### Task requirements
Only the pictures stay out; every record is to be quoted exactly.

### Record extracts
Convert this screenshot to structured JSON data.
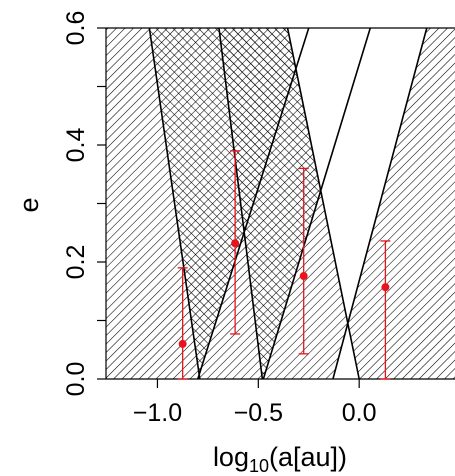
{
  "chart_data": {
    "type": "scatter",
    "title": "",
    "xlabel": "log",
    "xlabel_sub": "10",
    "xlabel_rest": "(a[au])",
    "ylabel": "e",
    "xlim": [
      -1.255,
      0.475
    ],
    "ylim": [
      0.0,
      0.6
    ],
    "x_ticks": [
      -1.0,
      -0.5,
      0.0
    ],
    "x_tick_labels": [
      "−1.0",
      "−0.5",
      "0.0"
    ],
    "y_ticks": [
      0.0,
      0.2,
      0.4,
      0.6
    ],
    "y_tick_labels": [
      "0.0",
      "0.2",
      "0.4",
      "0.6"
    ],
    "grid": false,
    "legend": "none",
    "colors": {
      "points": "#e8141c",
      "hatch": "#000000",
      "background": "#ffffff"
    },
    "series": [
      {
        "marker": "filled-circle-with-error-bars",
        "points": [
          {
            "x": -0.875,
            "y": 0.06,
            "y_low": 0.0,
            "y_high": 0.19
          },
          {
            "x": -0.615,
            "y": 0.232,
            "y_low": 0.077,
            "y_high": 0.39
          },
          {
            "x": -0.275,
            "y": 0.176,
            "y_low": 0.043,
            "y_high": 0.36
          },
          {
            "x": 0.13,
            "y": 0.157,
            "y_low": 0.0,
            "y_high": 0.236
          }
        ]
      }
    ],
    "regions": {
      "boundaries": [
        {
          "x_at_e0": -0.79,
          "x_at_e06": -1.04
        },
        {
          "x_at_e0": -0.8,
          "x_at_e06": -0.25
        },
        {
          "x_at_e0": -0.48,
          "x_at_e06": -0.695
        },
        {
          "x_at_e0": -0.475,
          "x_at_e06": 0.055
        },
        {
          "x_at_e0": 0.0,
          "x_at_e06": -0.355
        },
        {
          "x_at_e0": -0.13,
          "x_at_e06": 0.335
        }
      ],
      "hatched_all": true,
      "cross_hatched": [
        {
          "boundaries": [
            0,
            1
          ]
        },
        {
          "boundaries": [
            2,
            3
          ]
        },
        {
          "boundaries": [
            4,
            5
          ]
        }
      ],
      "unhatched": [
        {
          "boundaries": [
            4,
            5
          ]
        }
      ]
    }
  }
}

### Result of this task
Convert this screenshot to structured JSON data.
{
  "chart_data": {
    "type": "scatter",
    "title": "",
    "xlabel": "log",
    "xlabel_sub": "10",
    "xlabel_rest": "(a[au])",
    "ylabel": "e",
    "xlim": [
      -1.255,
      0.475
    ],
    "ylim": [
      0.0,
      0.6
    ],
    "x_ticks": [
      -1.0,
      -0.5,
      0.0
    ],
    "x_tick_labels": [
      "−1.0",
      "−0.5",
      "0.0"
    ],
    "y_ticks": [
      0.0,
      0.2,
      0.4,
      0.6
    ],
    "y_tick_labels": [
      "0.0",
      "0.2",
      "0.4",
      "0.6"
    ],
    "grid": false,
    "legend": "none",
    "colors": {
      "points": "#e8141c",
      "hatch": "#000000",
      "background": "#ffffff"
    },
    "series": [
      {
        "marker": "filled-circle-with-error-bars",
        "points": [
          {
            "x": -0.875,
            "y": 0.06,
            "y_low": 0.0,
            "y_high": 0.19
          },
          {
            "x": -0.615,
            "y": 0.232,
            "y_low": 0.077,
            "y_high": 0.39
          },
          {
            "x": -0.275,
            "y": 0.176,
            "y_low": 0.043,
            "y_high": 0.36
          },
          {
            "x": 0.13,
            "y": 0.157,
            "y_low": 0.0,
            "y_high": 0.236
          }
        ]
      }
    ],
    "regions": {
      "boundaries": [
        {
          "x_at_e0": -0.79,
          "x_at_e06": -1.04
        },
        {
          "x_at_e0": -0.8,
          "x_at_e06": -0.25
        },
        {
          "x_at_e0": -0.48,
          "x_at_e06": -0.695
        },
        {
          "x_at_e0": -0.475,
          "x_at_e06": 0.055
        },
        {
          "x_at_e0": 0.0,
          "x_at_e06": -0.355
        },
        {
          "x_at_e0": -0.13,
          "x_at_e06": 0.335
        }
      ],
      "hatched_all": true,
      "cross_hatched": [
        {
          "boundaries": [
            0,
            1
          ]
        },
        {
          "boundaries": [
            2,
            3
          ]
        },
        {
          "boundaries": [
            4,
            5
          ]
        }
      ],
      "unhatched": [
        {
          "boundaries": [
            4,
            5
          ]
        }
      ]
    }
  }
}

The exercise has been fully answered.